Excerpted passage —
* START *

Why is this Linear Classifier algorithm wrong?

Question

I specify 'n' amount of points. Label them +1 or -1. I store all this in a dictionary that looks like: {'point1' : [(0.565,-0.676), +1], ... }. I am trying to find a line that separates them - i.e. points labeled +1 above the line, those -1 below the line. Can anyone help?

I'm trying to apply w = w + y(r) as the "learning algorithm", w is the weight vector y is +1 or -1, r is the point

The code runs but the separating line is not precise - it doesn't separate correctly. Also, as I increase the number of points to separate, the line gets less efficient.

If you run the code, the green line is supposed to be the separating line. The closer it get to the slope of the blue line (the perfect line by definition), the better.

from matplotlib import pyplot as plt
import numpy as np
import random 

n = 4
x_values = [round(random.uniform(-1,1),3) for _ in range(n)]
y_values = [round(random.uniform(-1,1),3) for _ in range(n)]
pts10 = zip(x_values, y_values)

* END *

Exercise instructions —
[1] Answer these questions about the linear classifier question:
(a) What update rule does the poster apply as the learning algorithm?
(b) What color is the line that is supposed to separate the points?
(c) What value is n assigned in the code?
[2] In the rows, from the line holding "- alert-source-label: Source: [891, 727, 984, 760]" through the line holding "- matcher-input[interactable]: [350, 322, 1939, 391]", inclusive, substitute "warning" for "critical" and leave everything else unchanged. Return only those rows.

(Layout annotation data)
* START *

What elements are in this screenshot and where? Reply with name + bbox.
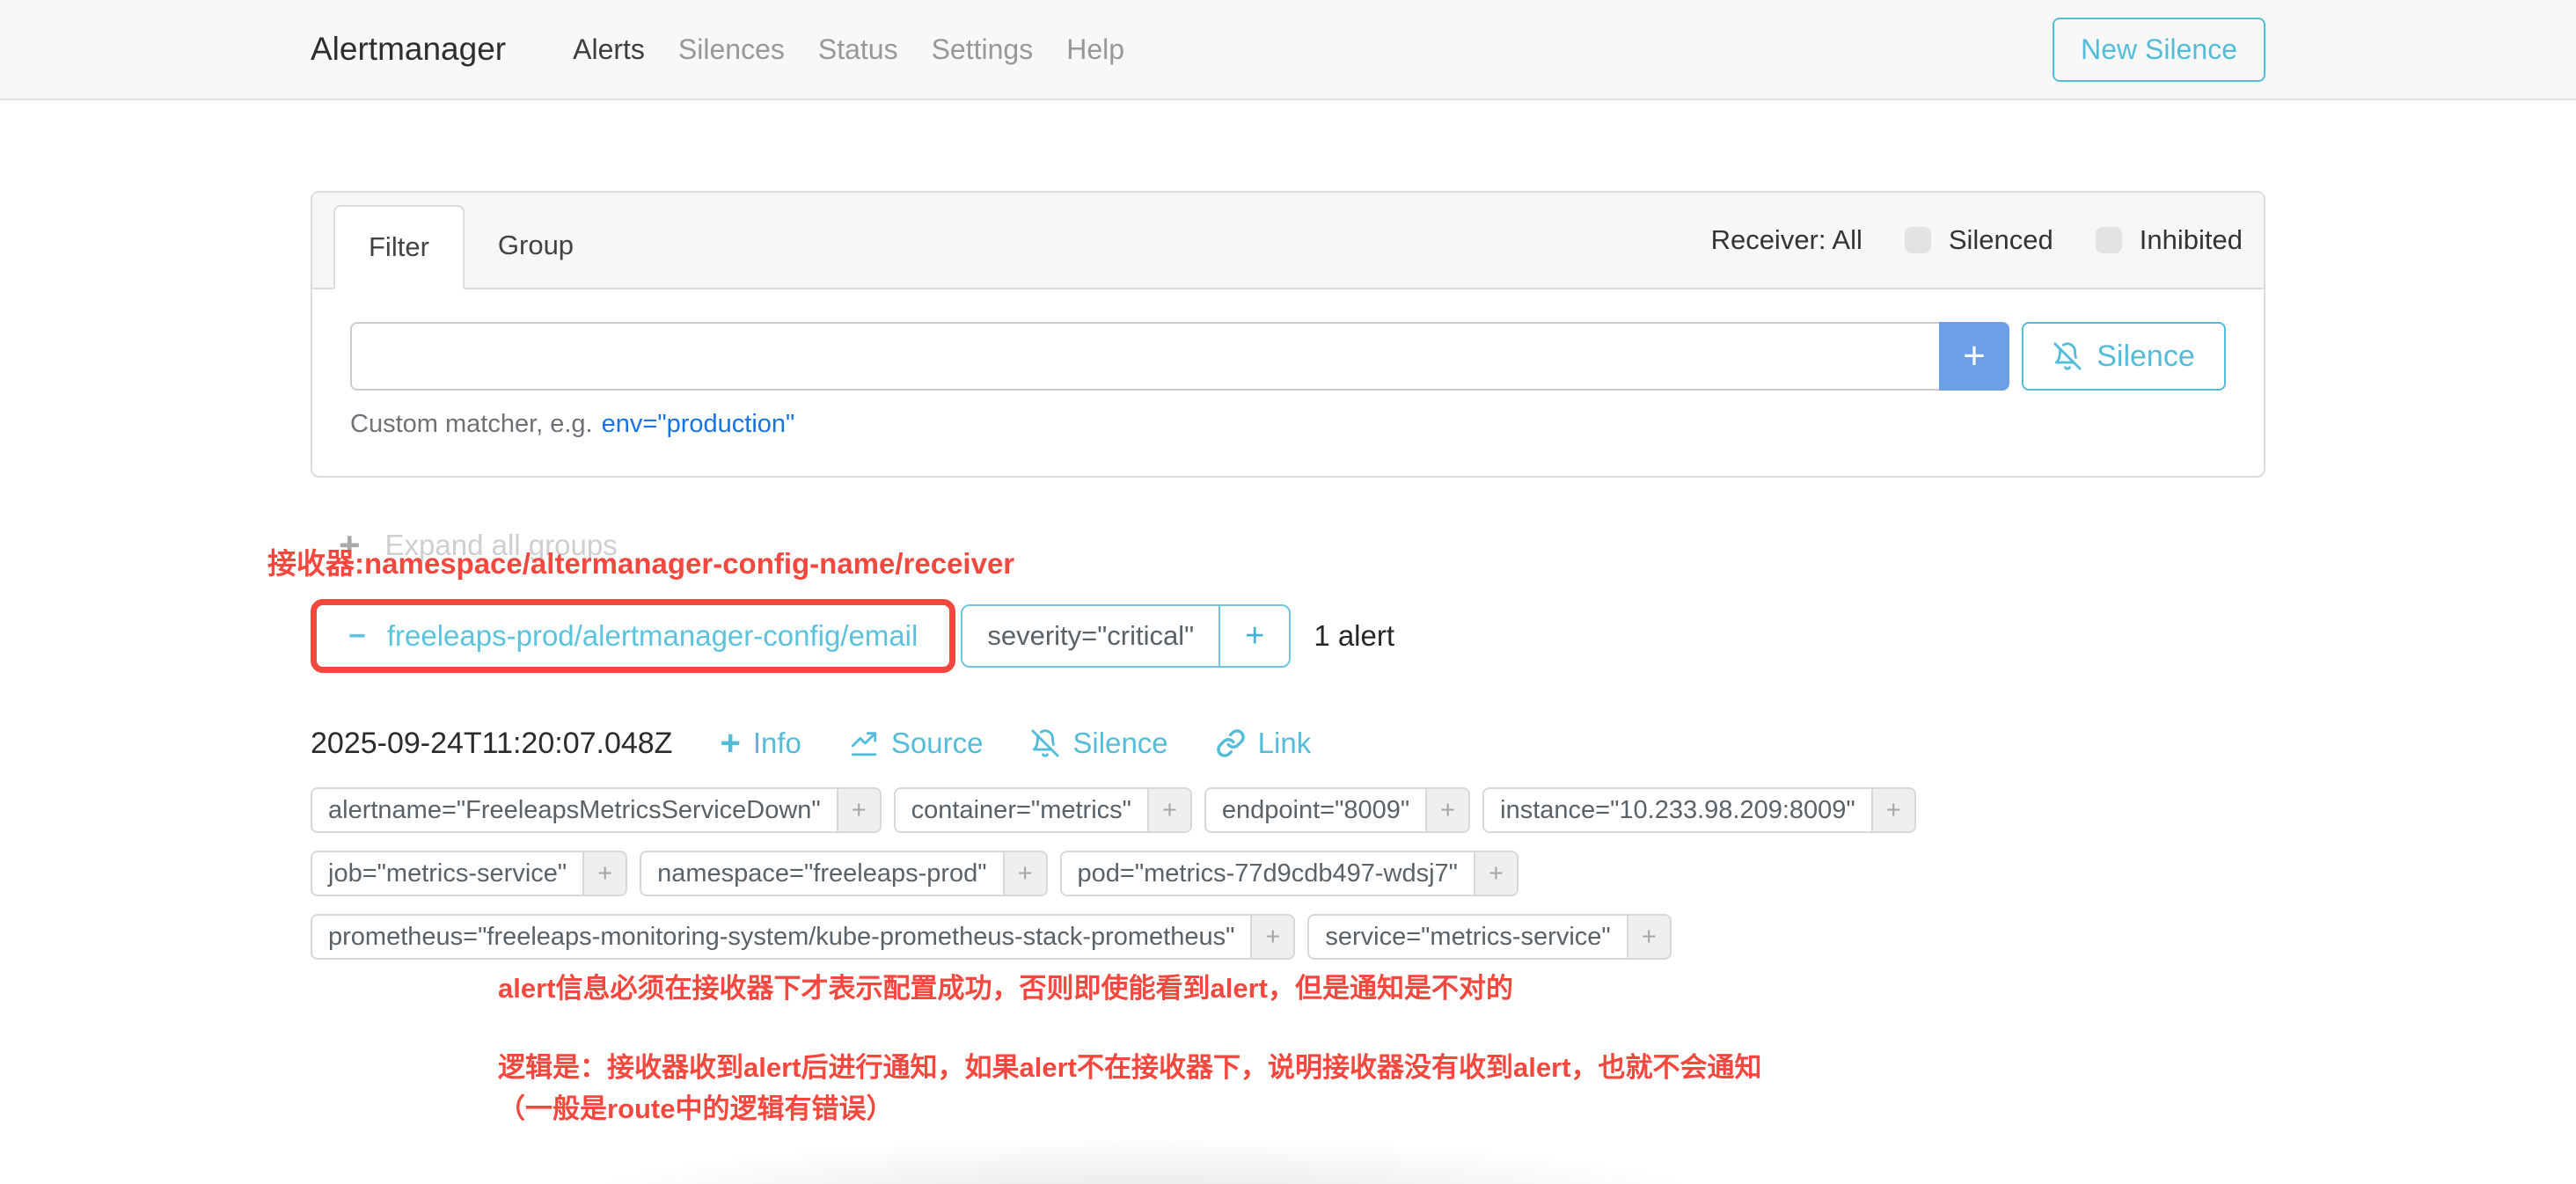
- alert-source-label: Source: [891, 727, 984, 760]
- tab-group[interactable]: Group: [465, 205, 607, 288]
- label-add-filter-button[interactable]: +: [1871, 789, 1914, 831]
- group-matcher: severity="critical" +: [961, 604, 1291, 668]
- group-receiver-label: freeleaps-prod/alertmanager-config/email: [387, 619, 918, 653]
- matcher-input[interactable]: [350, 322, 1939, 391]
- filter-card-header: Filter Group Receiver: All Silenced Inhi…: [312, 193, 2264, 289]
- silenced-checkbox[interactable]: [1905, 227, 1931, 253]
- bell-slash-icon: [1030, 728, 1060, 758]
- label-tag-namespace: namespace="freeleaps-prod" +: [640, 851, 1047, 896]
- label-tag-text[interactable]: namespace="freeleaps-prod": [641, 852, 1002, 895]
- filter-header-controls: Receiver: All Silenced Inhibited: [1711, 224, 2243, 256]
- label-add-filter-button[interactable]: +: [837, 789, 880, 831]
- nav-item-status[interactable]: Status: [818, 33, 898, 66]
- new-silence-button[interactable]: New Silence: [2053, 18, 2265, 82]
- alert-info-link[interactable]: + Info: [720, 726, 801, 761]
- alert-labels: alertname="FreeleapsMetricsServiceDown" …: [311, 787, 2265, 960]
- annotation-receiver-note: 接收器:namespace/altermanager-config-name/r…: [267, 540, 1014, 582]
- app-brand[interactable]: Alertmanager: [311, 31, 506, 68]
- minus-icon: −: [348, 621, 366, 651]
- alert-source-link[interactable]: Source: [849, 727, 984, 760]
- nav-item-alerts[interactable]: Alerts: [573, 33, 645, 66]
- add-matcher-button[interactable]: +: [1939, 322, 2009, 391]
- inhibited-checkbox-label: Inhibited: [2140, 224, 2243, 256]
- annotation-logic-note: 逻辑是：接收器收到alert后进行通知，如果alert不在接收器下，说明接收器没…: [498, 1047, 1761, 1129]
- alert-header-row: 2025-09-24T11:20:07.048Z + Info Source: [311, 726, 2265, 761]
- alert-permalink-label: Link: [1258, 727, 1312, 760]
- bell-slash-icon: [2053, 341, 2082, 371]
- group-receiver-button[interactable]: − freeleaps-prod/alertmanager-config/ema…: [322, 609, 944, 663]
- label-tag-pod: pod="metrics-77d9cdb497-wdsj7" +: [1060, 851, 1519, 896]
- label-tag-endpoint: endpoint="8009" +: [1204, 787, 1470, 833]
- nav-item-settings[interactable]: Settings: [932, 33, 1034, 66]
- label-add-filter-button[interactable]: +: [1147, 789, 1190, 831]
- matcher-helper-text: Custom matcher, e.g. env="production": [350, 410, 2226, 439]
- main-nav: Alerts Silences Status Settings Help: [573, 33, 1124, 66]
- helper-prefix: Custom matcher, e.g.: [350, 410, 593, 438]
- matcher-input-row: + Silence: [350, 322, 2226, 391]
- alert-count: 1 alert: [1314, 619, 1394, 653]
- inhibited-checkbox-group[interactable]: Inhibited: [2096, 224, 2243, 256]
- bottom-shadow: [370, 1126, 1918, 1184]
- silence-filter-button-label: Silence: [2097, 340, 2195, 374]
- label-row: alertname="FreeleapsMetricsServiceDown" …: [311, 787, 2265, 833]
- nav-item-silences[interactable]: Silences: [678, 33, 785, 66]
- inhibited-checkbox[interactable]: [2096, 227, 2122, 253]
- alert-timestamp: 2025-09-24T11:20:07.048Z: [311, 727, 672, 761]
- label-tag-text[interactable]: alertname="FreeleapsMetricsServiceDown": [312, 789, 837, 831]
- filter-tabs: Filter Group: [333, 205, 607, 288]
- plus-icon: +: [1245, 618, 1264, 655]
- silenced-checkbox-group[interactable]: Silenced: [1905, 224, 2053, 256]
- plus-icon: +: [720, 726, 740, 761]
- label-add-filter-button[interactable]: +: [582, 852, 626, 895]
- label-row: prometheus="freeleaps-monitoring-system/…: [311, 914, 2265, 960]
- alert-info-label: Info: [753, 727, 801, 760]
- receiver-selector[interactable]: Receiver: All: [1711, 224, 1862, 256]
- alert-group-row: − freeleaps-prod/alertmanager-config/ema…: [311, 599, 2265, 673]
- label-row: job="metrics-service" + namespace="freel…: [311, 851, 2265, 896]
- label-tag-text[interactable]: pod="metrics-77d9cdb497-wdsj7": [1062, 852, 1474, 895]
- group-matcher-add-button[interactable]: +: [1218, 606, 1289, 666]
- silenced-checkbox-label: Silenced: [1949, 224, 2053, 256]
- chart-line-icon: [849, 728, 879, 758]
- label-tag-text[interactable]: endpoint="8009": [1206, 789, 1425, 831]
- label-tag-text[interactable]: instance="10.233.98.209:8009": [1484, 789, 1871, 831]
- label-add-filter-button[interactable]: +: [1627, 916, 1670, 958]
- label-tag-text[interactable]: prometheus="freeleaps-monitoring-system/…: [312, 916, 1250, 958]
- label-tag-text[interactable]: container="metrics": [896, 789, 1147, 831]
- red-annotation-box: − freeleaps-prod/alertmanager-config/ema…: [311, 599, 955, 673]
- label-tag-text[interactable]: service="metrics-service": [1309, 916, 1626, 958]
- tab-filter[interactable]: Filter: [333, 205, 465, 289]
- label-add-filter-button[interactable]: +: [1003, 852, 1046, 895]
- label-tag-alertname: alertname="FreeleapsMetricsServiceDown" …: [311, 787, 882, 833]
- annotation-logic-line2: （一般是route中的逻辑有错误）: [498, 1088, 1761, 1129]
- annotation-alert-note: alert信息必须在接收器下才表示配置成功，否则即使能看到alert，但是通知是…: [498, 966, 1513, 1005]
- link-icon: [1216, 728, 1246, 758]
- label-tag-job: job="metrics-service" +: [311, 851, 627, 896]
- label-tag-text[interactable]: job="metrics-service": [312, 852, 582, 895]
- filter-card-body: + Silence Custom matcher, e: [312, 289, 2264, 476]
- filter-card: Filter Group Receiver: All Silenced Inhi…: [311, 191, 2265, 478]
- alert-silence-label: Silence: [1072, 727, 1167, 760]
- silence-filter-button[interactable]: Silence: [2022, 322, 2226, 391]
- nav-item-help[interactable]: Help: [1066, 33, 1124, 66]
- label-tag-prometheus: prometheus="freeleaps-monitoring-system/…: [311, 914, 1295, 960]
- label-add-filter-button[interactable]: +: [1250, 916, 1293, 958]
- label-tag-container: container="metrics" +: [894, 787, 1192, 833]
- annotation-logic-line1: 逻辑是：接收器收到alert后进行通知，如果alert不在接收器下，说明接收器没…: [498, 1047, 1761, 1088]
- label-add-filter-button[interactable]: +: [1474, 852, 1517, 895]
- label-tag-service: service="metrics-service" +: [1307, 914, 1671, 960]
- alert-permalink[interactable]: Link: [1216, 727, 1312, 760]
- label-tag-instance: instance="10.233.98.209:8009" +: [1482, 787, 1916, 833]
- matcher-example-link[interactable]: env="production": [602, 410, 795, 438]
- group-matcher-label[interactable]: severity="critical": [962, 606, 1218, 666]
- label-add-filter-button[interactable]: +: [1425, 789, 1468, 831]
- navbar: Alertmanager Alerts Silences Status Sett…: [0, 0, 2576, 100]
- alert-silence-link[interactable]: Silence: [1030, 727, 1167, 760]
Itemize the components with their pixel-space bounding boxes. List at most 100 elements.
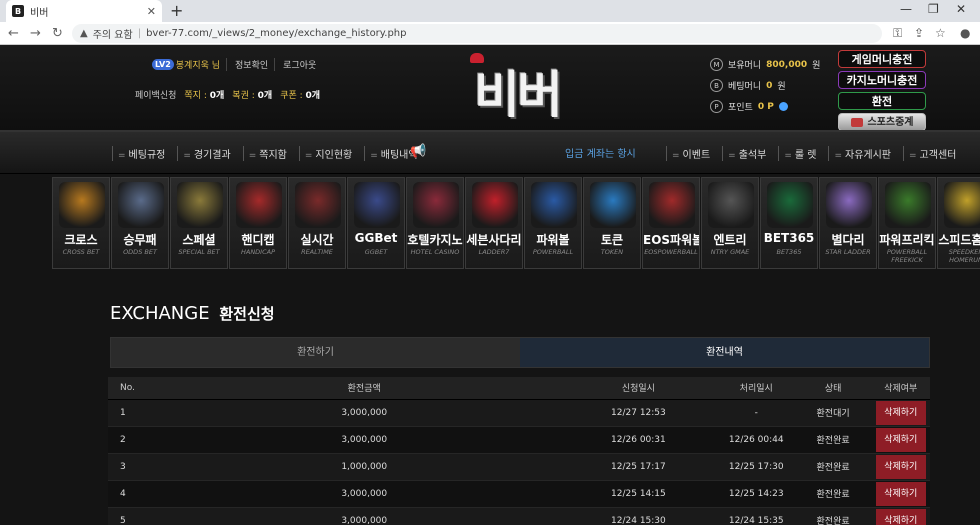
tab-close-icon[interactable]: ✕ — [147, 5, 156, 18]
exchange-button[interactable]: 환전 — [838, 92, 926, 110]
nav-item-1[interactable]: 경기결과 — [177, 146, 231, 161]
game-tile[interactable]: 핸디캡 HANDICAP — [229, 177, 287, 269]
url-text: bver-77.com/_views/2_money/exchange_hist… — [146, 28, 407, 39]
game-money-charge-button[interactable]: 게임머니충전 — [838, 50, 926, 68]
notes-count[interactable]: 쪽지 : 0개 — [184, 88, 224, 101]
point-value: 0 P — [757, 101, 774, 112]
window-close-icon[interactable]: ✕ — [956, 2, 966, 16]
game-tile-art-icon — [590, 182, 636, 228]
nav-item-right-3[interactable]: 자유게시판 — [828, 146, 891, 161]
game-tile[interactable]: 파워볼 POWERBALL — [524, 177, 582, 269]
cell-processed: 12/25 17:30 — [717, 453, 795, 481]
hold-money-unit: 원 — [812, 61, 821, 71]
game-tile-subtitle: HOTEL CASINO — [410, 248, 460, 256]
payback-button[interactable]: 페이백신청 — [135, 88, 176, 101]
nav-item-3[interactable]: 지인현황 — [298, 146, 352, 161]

* END *

Solved tasks —
[1]
(a) w = w + y(r)
(b) Green
(c) 4

[2]
- alert-source-label: Source: [891, 727, 984, 760]
- tab-group[interactable]: Group: [465, 205, 607, 288]
- label-add-filter-button[interactable]: +: [1871, 789, 1914, 831]
- group-matcher: severity="warning" +: [961, 604, 1291, 668]
- group-receiver-label: freeleaps-prod/alertmanager-config/email: [387, 619, 918, 653]
- matcher-input[interactable]: [350, 322, 1939, 391]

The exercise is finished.